##### MATERIAL FOR THIS TASK #####
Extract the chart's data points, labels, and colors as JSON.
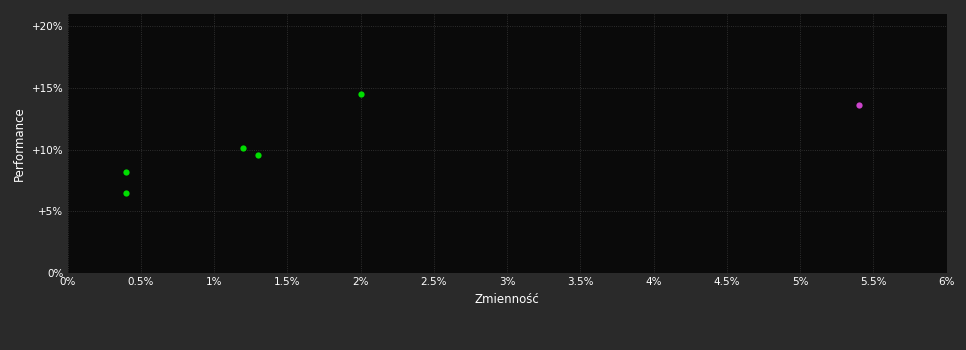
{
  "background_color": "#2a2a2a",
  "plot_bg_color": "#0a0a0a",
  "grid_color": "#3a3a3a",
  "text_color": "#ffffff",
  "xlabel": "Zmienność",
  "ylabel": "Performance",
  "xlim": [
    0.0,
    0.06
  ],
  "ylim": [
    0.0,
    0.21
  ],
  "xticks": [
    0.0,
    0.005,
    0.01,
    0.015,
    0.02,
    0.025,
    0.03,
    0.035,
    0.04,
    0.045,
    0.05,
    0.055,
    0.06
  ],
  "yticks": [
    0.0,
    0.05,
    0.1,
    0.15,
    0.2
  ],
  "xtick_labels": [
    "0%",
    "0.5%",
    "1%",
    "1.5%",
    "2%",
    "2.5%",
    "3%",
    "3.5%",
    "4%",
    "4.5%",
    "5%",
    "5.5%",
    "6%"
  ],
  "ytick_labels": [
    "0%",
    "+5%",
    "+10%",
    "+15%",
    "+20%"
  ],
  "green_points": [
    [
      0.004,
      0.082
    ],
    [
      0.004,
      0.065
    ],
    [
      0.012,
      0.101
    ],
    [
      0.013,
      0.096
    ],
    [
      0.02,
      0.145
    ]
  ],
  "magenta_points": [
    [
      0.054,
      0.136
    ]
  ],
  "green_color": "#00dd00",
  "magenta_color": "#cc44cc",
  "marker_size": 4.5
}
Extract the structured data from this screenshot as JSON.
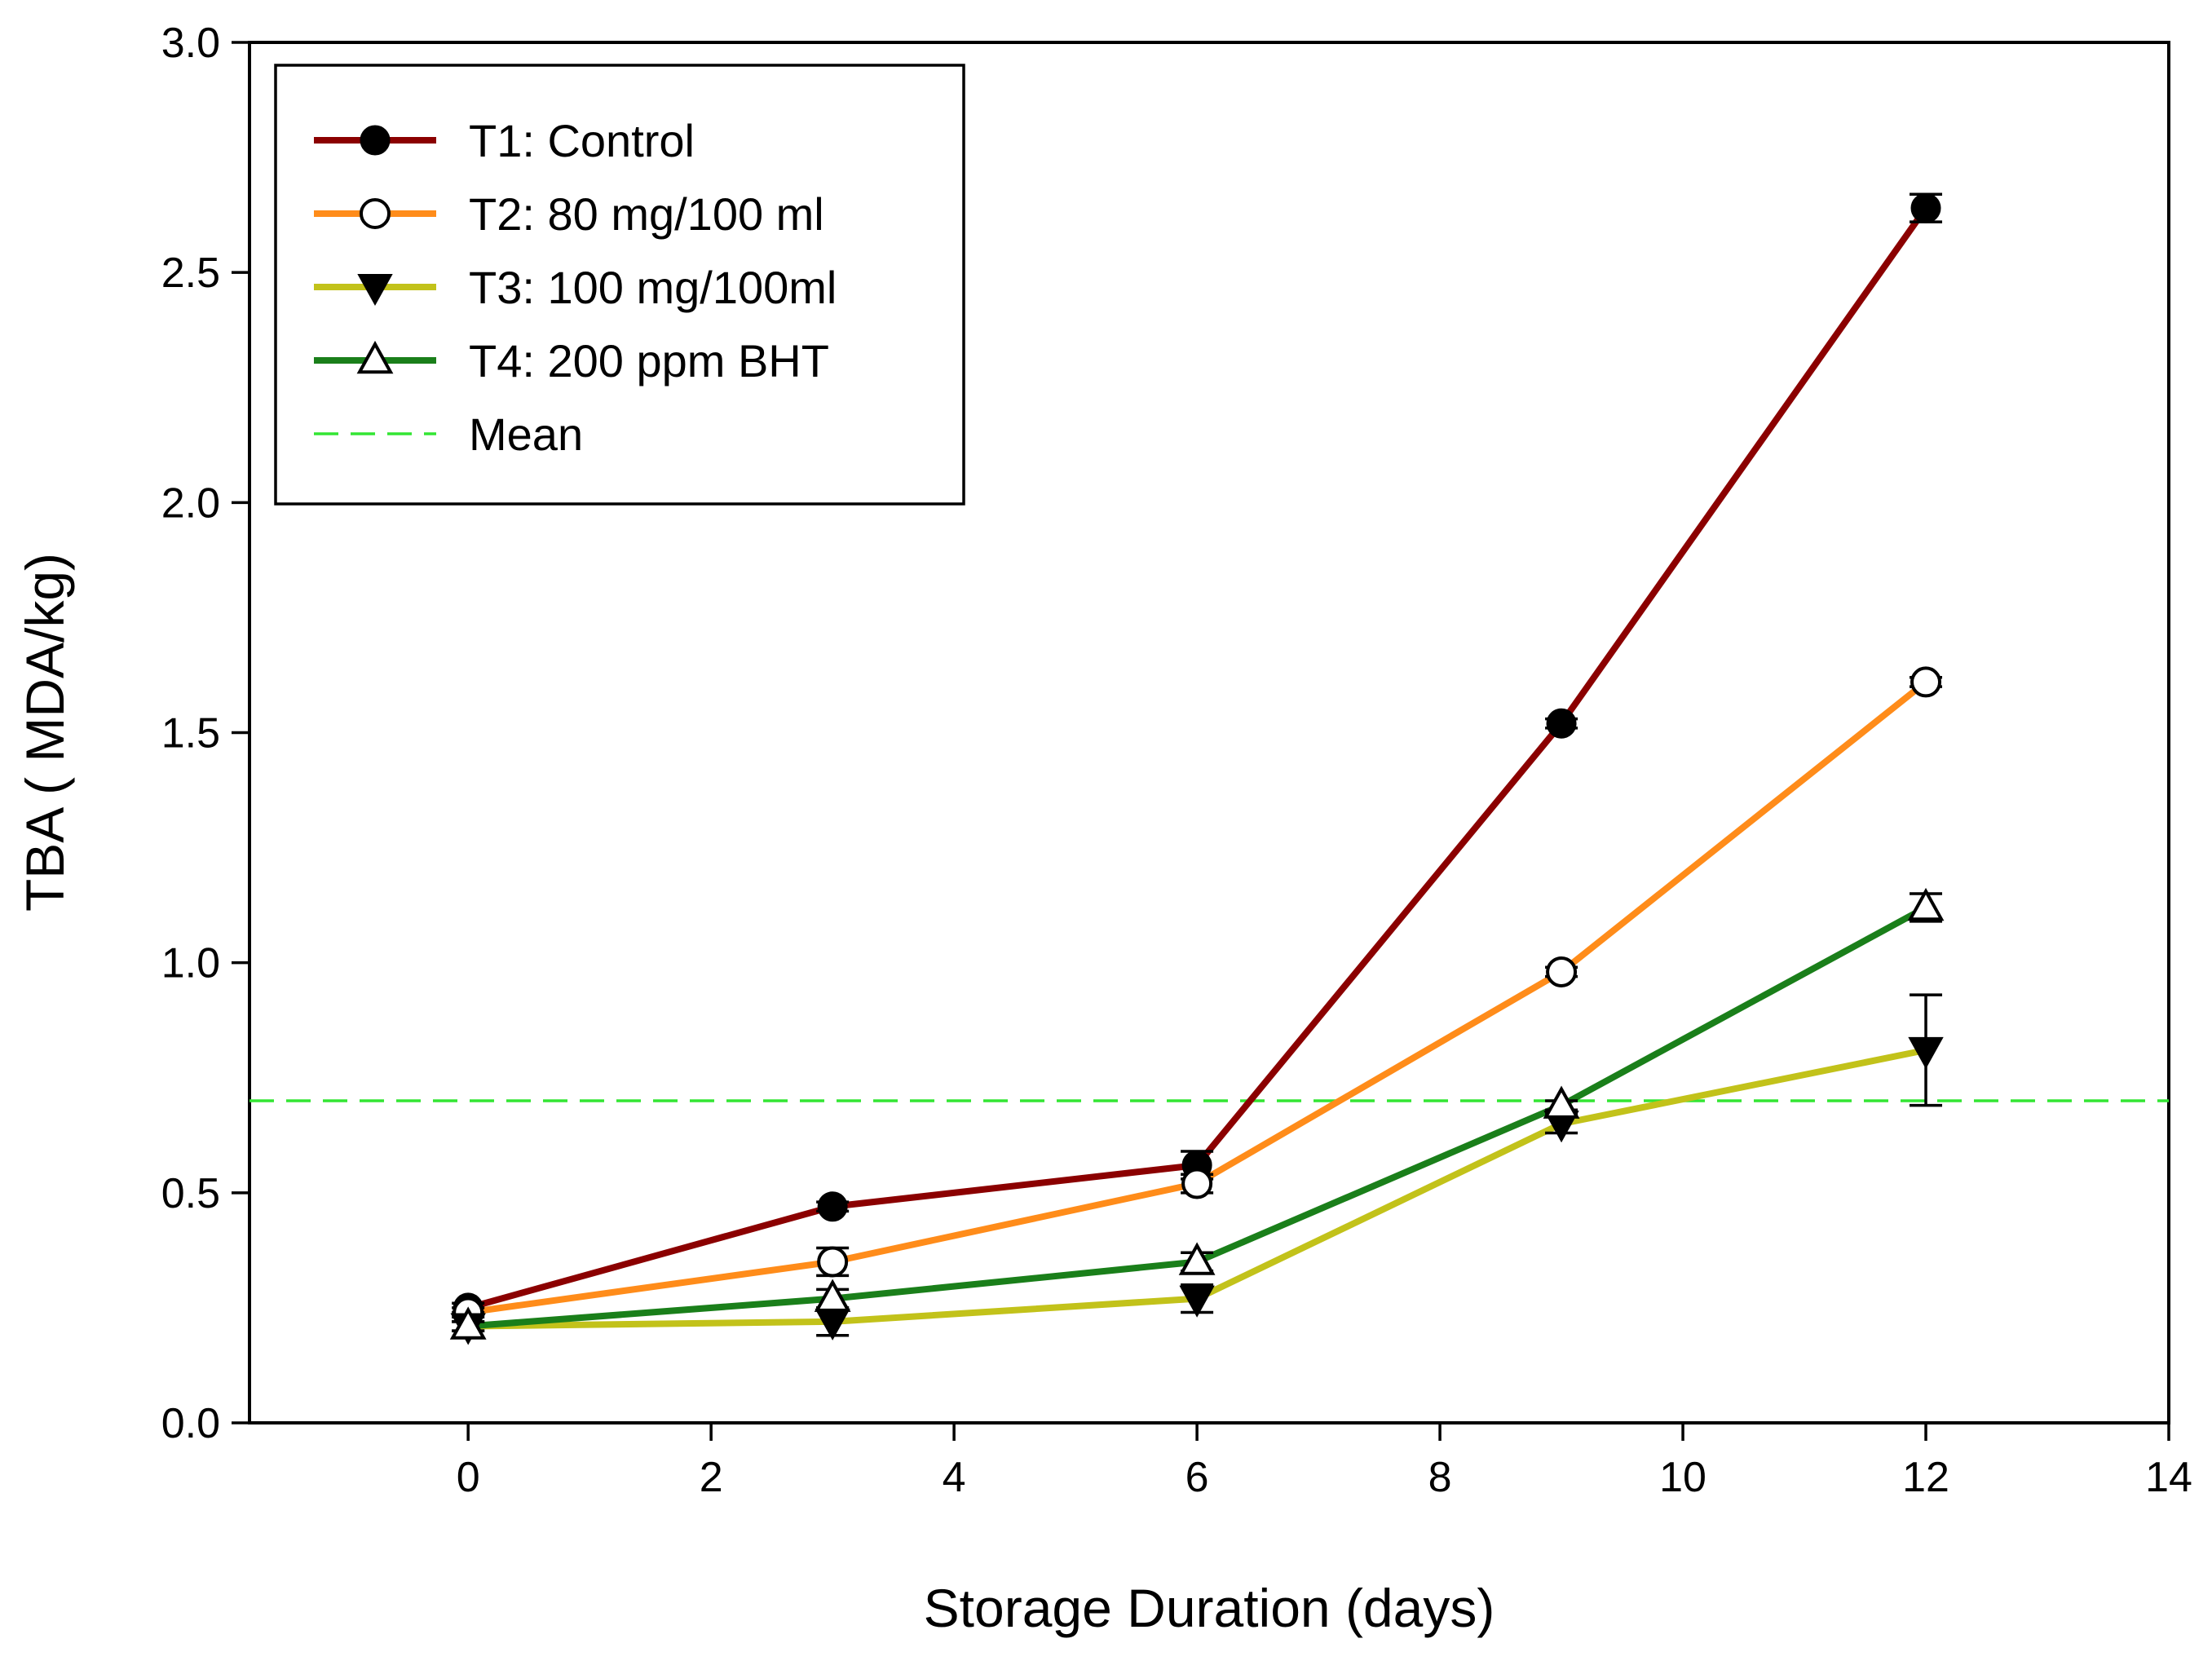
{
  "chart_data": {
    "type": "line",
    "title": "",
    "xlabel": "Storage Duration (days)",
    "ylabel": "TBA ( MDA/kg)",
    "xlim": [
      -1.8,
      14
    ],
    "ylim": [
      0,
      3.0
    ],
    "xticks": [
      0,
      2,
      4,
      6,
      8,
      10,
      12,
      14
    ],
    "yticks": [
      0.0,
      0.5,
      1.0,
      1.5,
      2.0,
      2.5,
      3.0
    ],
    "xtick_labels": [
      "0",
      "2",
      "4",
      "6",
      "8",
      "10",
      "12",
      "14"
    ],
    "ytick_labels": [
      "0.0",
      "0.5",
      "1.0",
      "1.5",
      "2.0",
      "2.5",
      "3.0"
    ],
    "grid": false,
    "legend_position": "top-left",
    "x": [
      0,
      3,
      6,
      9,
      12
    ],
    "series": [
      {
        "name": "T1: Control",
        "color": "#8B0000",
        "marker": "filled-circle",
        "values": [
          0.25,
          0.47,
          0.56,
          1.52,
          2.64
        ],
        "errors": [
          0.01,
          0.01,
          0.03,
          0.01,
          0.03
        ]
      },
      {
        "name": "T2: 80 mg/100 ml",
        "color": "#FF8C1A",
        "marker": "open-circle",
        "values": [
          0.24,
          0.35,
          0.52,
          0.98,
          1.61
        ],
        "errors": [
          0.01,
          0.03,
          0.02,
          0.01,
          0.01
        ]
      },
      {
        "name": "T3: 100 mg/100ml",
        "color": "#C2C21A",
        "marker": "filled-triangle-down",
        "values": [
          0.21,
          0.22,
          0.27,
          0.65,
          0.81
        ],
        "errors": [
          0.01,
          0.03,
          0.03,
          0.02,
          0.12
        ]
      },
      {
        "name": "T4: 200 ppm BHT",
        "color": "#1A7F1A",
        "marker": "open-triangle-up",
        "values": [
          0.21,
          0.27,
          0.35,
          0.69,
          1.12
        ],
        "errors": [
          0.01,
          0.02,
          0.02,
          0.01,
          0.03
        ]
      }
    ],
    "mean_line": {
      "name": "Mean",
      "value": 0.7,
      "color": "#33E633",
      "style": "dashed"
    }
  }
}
#####
GIVEN PROBLEM
Reproduce every entry exactly, but omit each picture.

WRITTEN REPLY
Extract the chart's data points, labels, and colors as JSON.
{
  "background_color": "#2a2a2a",
  "plot_bg_color": "#0a0a0a",
  "grid_color": "#3a3a3a",
  "text_color": "#ffffff",
  "xlabel": "Zmienność",
  "ylabel": "Performance",
  "xlim": [
    0.0,
    0.06
  ],
  "ylim": [
    0.0,
    0.21
  ],
  "xticks": [
    0.0,
    0.005,
    0.01,
    0.015,
    0.02,
    0.025,
    0.03,
    0.035,
    0.04,
    0.045,
    0.05,
    0.055,
    0.06
  ],
  "yticks": [
    0.0,
    0.05,
    0.1,
    0.15,
    0.2
  ],
  "xtick_labels": [
    "0%",
    "0.5%",
    "1%",
    "1.5%",
    "2%",
    "2.5%",
    "3%",
    "3.5%",
    "4%",
    "4.5%",
    "5%",
    "5.5%",
    "6%"
  ],
  "ytick_labels": [
    "0%",
    "+5%",
    "+10%",
    "+15%",
    "+20%"
  ],
  "green_points": [
    [
      0.004,
      0.082
    ],
    [
      0.004,
      0.065
    ],
    [
      0.012,
      0.101
    ],
    [
      0.013,
      0.096
    ],
    [
      0.02,
      0.145
    ]
  ],
  "magenta_points": [
    [
      0.054,
      0.136
    ]
  ],
  "green_color": "#00dd00",
  "magenta_color": "#cc44cc",
  "marker_size": 4.5
}
Extract the structured data from this screenshot as JSON.
{
  "chart_data": {
    "type": "line",
    "title": "",
    "xlabel": "Storage Duration (days)",
    "ylabel": "TBA ( MDA/kg)",
    "xlim": [
      -1.8,
      14
    ],
    "ylim": [
      0,
      3.0
    ],
    "xticks": [
      0,
      2,
      4,
      6,
      8,
      10,
      12,
      14
    ],
    "yticks": [
      0.0,
      0.5,
      1.0,
      1.5,
      2.0,
      2.5,
      3.0
    ],
    "xtick_labels": [
      "0",
      "2",
      "4",
      "6",
      "8",
      "10",
      "12",
      "14"
    ],
    "ytick_labels": [
      "0.0",
      "0.5",
      "1.0",
      "1.5",
      "2.0",
      "2.5",
      "3.0"
    ],
    "grid": false,
    "legend_position": "top-left",
    "x": [
      0,
      3,
      6,
      9,
      12
    ],
    "series": [
      {
        "name": "T1: Control",
        "color": "#8B0000",
        "marker": "filled-circle",
        "values": [
          0.25,
          0.47,
          0.56,
          1.52,
          2.64
        ],
        "errors": [
          0.01,
          0.01,
          0.03,
          0.01,
          0.03
        ]
      },
      {
        "name": "T2: 80 mg/100 ml",
        "color": "#FF8C1A",
        "marker": "open-circle",
        "values": [
          0.24,
          0.35,
          0.52,
          0.98,
          1.61
        ],
        "errors": [
          0.01,
          0.03,
          0.02,
          0.01,
          0.01
        ]
      },
      {
        "name": "T3: 100 mg/100ml",
        "color": "#C2C21A",
        "marker": "filled-triangle-down",
        "values": [
          0.21,
          0.22,
          0.27,
          0.65,
          0.81
        ],
        "errors": [
          0.01,
          0.03,
          0.03,
          0.02,
          0.12
        ]
      },
      {
        "name": "T4: 200 ppm BHT",
        "color": "#1A7F1A",
        "marker": "open-triangle-up",
        "values": [
          0.21,
          0.27,
          0.35,
          0.69,
          1.12
        ],
        "errors": [
          0.01,
          0.02,
          0.02,
          0.01,
          0.03
        ]
      }
    ],
    "mean_line": {
      "name": "Mean",
      "value": 0.7,
      "color": "#33E633",
      "style": "dashed"
    }
  }
}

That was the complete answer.